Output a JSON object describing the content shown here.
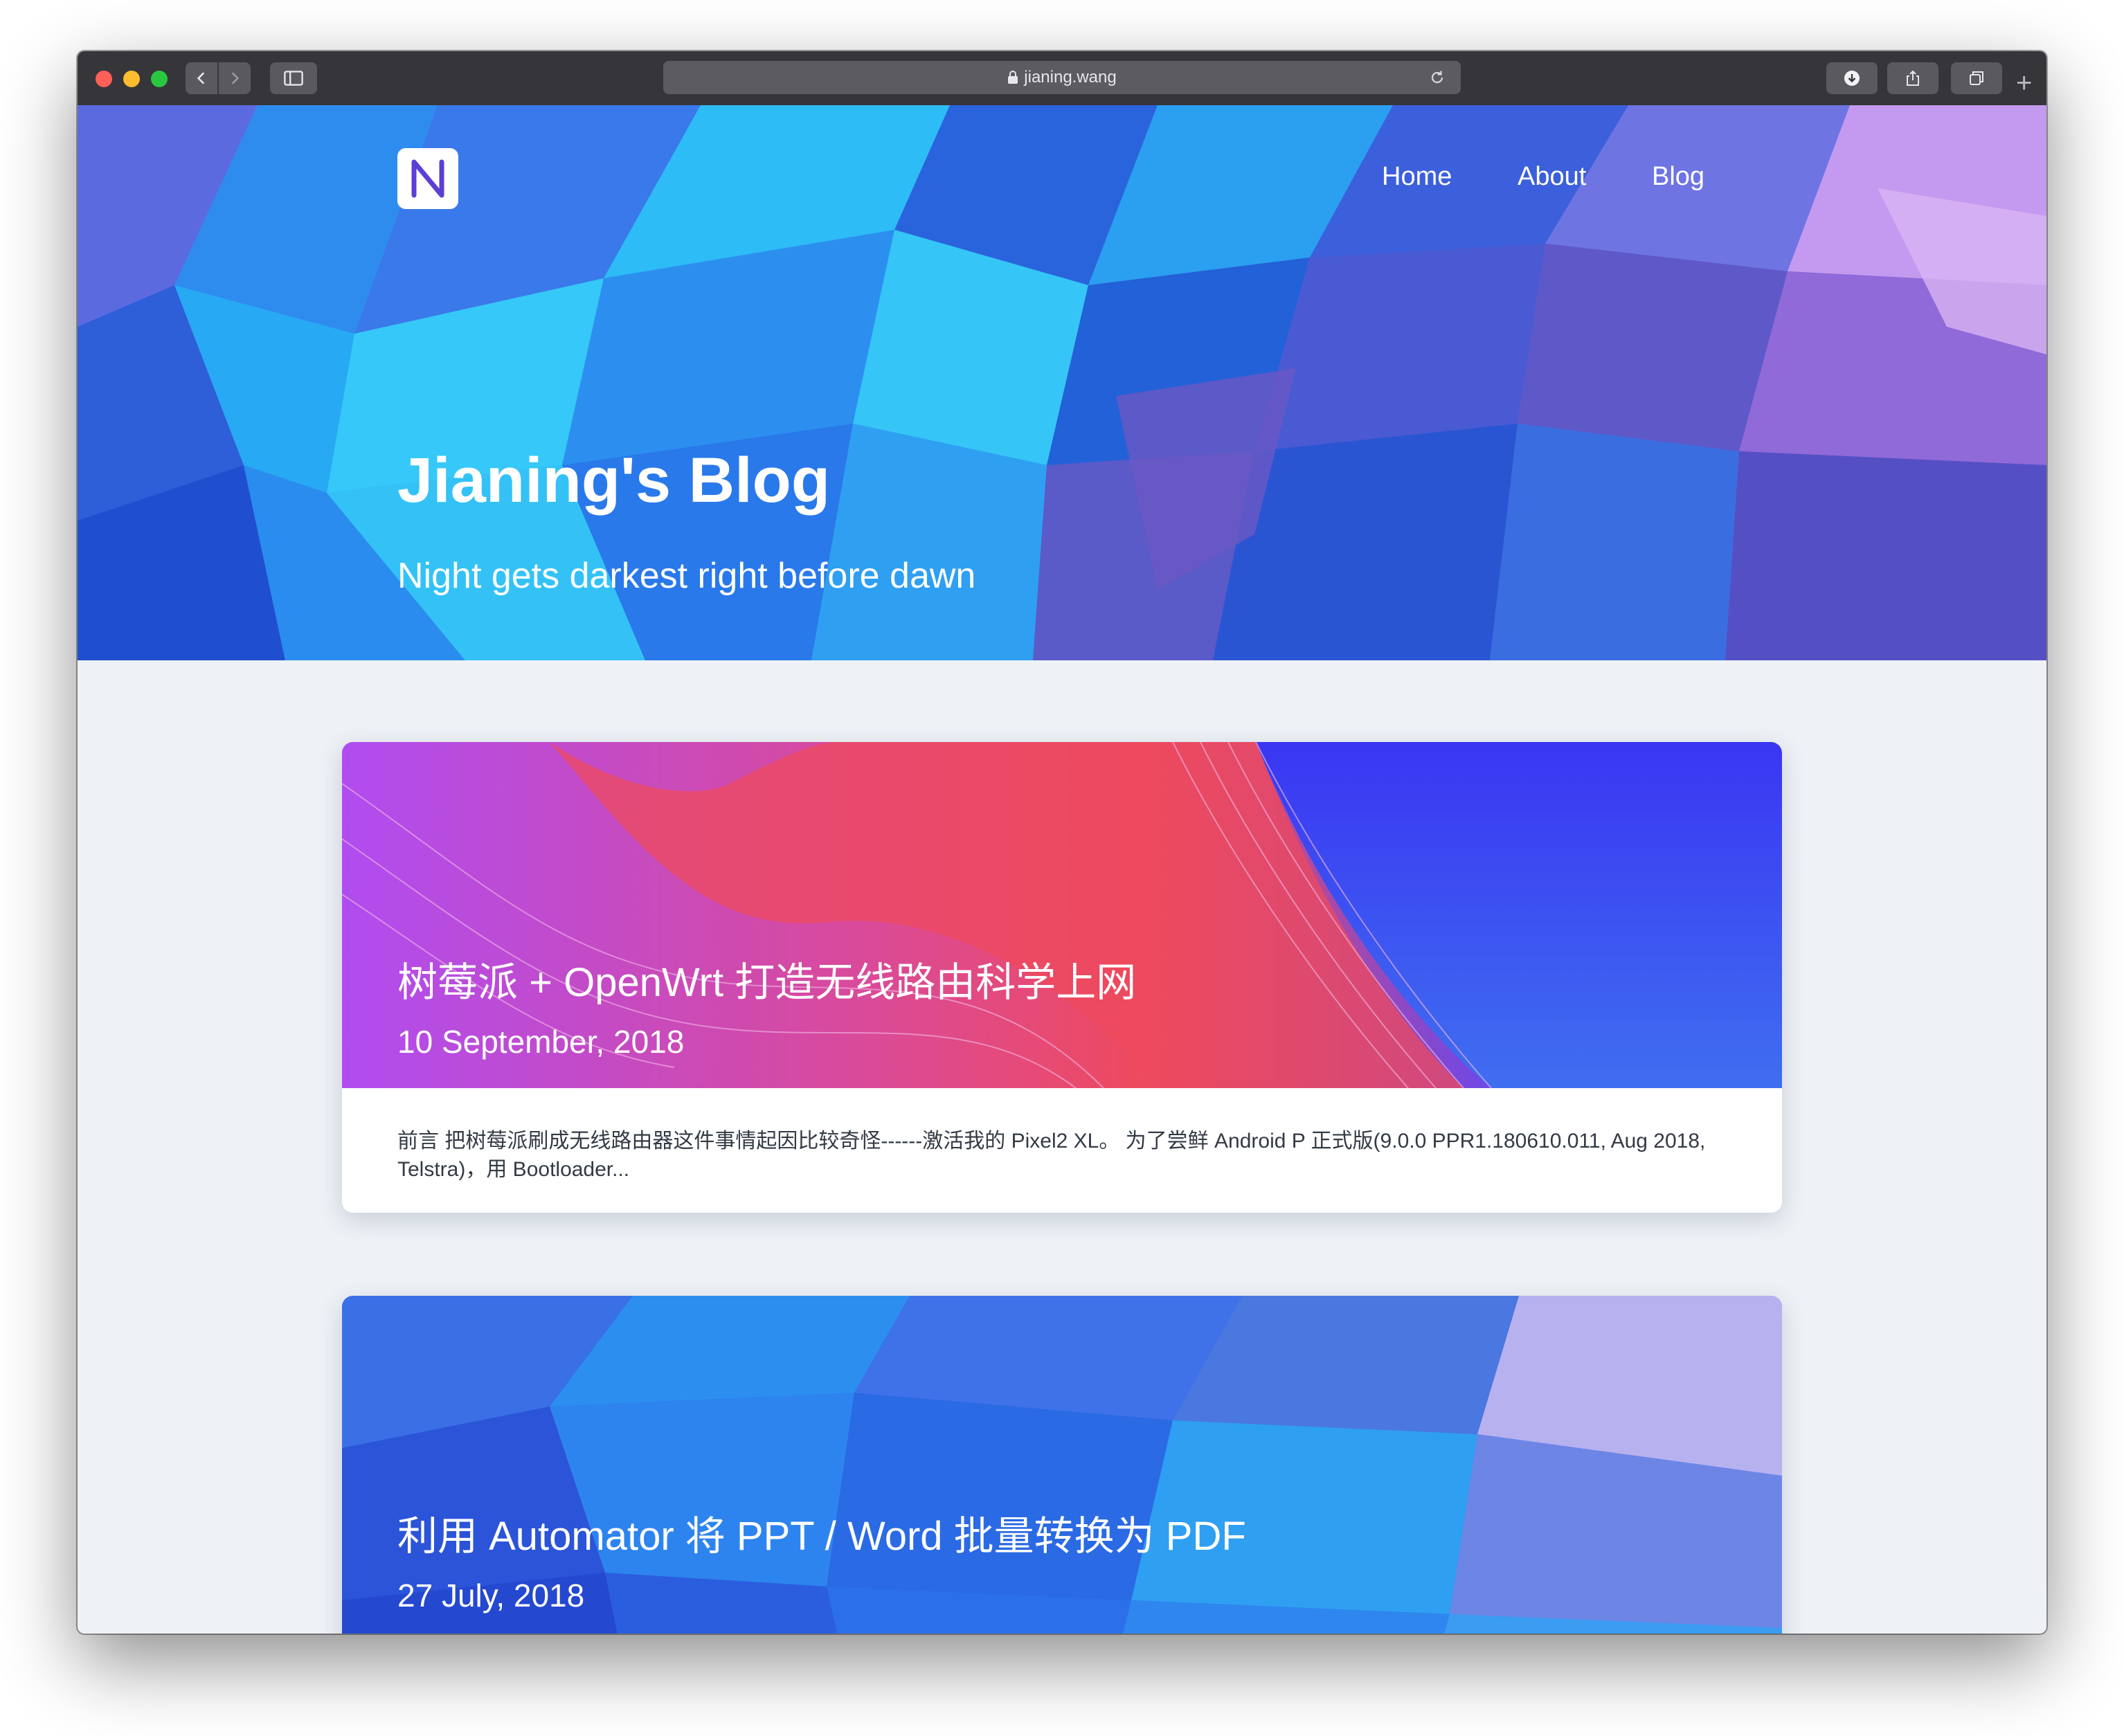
{
  "browser": {
    "url": "jianing.wang"
  },
  "site": {
    "title": "Jianing's Blog",
    "subtitle": "Night gets darkest right before dawn",
    "nav": [
      {
        "label": "Home"
      },
      {
        "label": "About"
      },
      {
        "label": "Blog"
      }
    ]
  },
  "posts": [
    {
      "title": "树莓派 + OpenWrt 打造无线路由科学上网",
      "date": "10 September, 2018",
      "excerpt": "前言 把树莓派刷成无线路由器这件事情起因比较奇怪------激活我的 Pixel2 XL。 为了尝鲜 Android P 正式版(9.0.0 PPR1.180610.011, Aug 2018, Telstra)，用 Bootloader..."
    },
    {
      "title": "利用 Automator 将 PPT / Word 批量转换为 PDF",
      "date": "27 July, 2018"
    }
  ],
  "colors": {
    "page_bg": "#eef2f6",
    "toolbar": "#36353a",
    "hero_primary": "#2f6fe4",
    "card1_accent": "#ee4a5e",
    "card1_bg": "#3f3df5"
  }
}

---+---

- Your task: Without the pictures, reproduce every line of the records above exactly.

- The answer:
Output a JSON object describing the content shown here.
{
  "browser": {
    "url": "jianing.wang"
  },
  "site": {
    "title": "Jianing's Blog",
    "subtitle": "Night gets darkest right before dawn",
    "nav": [
      {
        "label": "Home"
      },
      {
        "label": "About"
      },
      {
        "label": "Blog"
      }
    ]
  },
  "posts": [
    {
      "title": "树莓派 + OpenWrt 打造无线路由科学上网",
      "date": "10 September, 2018",
      "excerpt": "前言 把树莓派刷成无线路由器这件事情起因比较奇怪------激活我的 Pixel2 XL。 为了尝鲜 Android P 正式版(9.0.0 PPR1.180610.011, Aug 2018, Telstra)，用 Bootloader..."
    },
    {
      "title": "利用 Automator 将 PPT / Word 批量转换为 PDF",
      "date": "27 July, 2018"
    }
  ],
  "colors": {
    "page_bg": "#eef2f6",
    "toolbar": "#36353a",
    "hero_primary": "#2f6fe4",
    "card1_accent": "#ee4a5e",
    "card1_bg": "#3f3df5"
  }
}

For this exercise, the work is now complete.